- _RAW DATA_
☆ ☆ ☆ ☆ ☆

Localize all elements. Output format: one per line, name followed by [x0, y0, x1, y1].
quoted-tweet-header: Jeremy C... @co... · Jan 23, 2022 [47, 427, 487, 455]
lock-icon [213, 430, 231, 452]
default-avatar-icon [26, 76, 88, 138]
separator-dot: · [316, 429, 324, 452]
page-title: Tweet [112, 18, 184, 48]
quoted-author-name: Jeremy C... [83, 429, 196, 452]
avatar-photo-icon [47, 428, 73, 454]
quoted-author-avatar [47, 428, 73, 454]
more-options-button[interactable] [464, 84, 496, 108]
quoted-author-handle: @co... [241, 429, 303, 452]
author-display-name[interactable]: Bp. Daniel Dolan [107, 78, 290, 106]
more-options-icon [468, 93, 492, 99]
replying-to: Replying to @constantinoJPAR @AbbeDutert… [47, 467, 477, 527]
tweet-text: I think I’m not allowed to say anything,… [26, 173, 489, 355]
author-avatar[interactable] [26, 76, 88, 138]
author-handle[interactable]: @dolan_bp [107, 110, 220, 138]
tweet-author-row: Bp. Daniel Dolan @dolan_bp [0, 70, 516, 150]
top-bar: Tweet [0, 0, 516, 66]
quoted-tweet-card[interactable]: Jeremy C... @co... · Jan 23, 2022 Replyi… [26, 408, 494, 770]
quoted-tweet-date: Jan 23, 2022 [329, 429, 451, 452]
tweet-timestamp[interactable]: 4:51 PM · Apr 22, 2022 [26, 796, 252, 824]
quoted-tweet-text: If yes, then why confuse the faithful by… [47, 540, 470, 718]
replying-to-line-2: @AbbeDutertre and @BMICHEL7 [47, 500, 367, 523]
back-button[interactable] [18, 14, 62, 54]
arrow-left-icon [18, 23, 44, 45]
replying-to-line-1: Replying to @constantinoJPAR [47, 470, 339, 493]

☆ ☆ ☆ ☆ ☆

- _INSTRUCTION_
Reproduce every line of the data above verbatim, keeping the original order.

- _FULL RESPONSE_
Localize all elements. Output format: one per line, name followed by [x0, y0, x1, y1].
quoted-tweet-header: Jeremy C... @co... · Jan 23, 2022 [47, 427, 487, 455]
lock-icon [213, 430, 231, 452]
default-avatar-icon [26, 76, 88, 138]
separator-dot: · [316, 429, 324, 452]
page-title: Tweet [112, 18, 184, 48]
quoted-author-name: Jeremy C... [83, 429, 196, 452]
avatar-photo-icon [47, 428, 73, 454]
quoted-author-avatar [47, 428, 73, 454]
more-options-button[interactable] [464, 84, 496, 108]
quoted-author-handle: @co... [241, 429, 303, 452]
author-display-name[interactable]: Bp. Daniel Dolan [107, 78, 290, 106]
more-options-icon [468, 93, 492, 99]
replying-to: Replying to @constantinoJPAR @AbbeDutert… [47, 467, 477, 527]
tweet-text: I think I’m not allowed to say anything,… [26, 173, 489, 355]
author-avatar[interactable] [26, 76, 88, 138]
author-handle[interactable]: @dolan_bp [107, 110, 220, 138]
tweet-author-row: Bp. Daniel Dolan @dolan_bp [0, 70, 516, 150]
top-bar: Tweet [0, 0, 516, 66]
quoted-tweet-card[interactable]: Jeremy C... @co... · Jan 23, 2022 Replyi… [26, 408, 494, 770]
quoted-tweet-date: Jan 23, 2022 [329, 429, 451, 452]
tweet-timestamp[interactable]: 4:51 PM · Apr 22, 2022 [26, 796, 252, 824]
quoted-tweet-text: If yes, then why confuse the faithful by… [47, 540, 470, 718]
replying-to-line-2: @AbbeDutertre and @BMICHEL7 [47, 500, 367, 523]
back-button[interactable] [18, 14, 62, 54]
arrow-left-icon [18, 23, 44, 45]
replying-to-line-1: Replying to @constantinoJPAR [47, 470, 339, 493]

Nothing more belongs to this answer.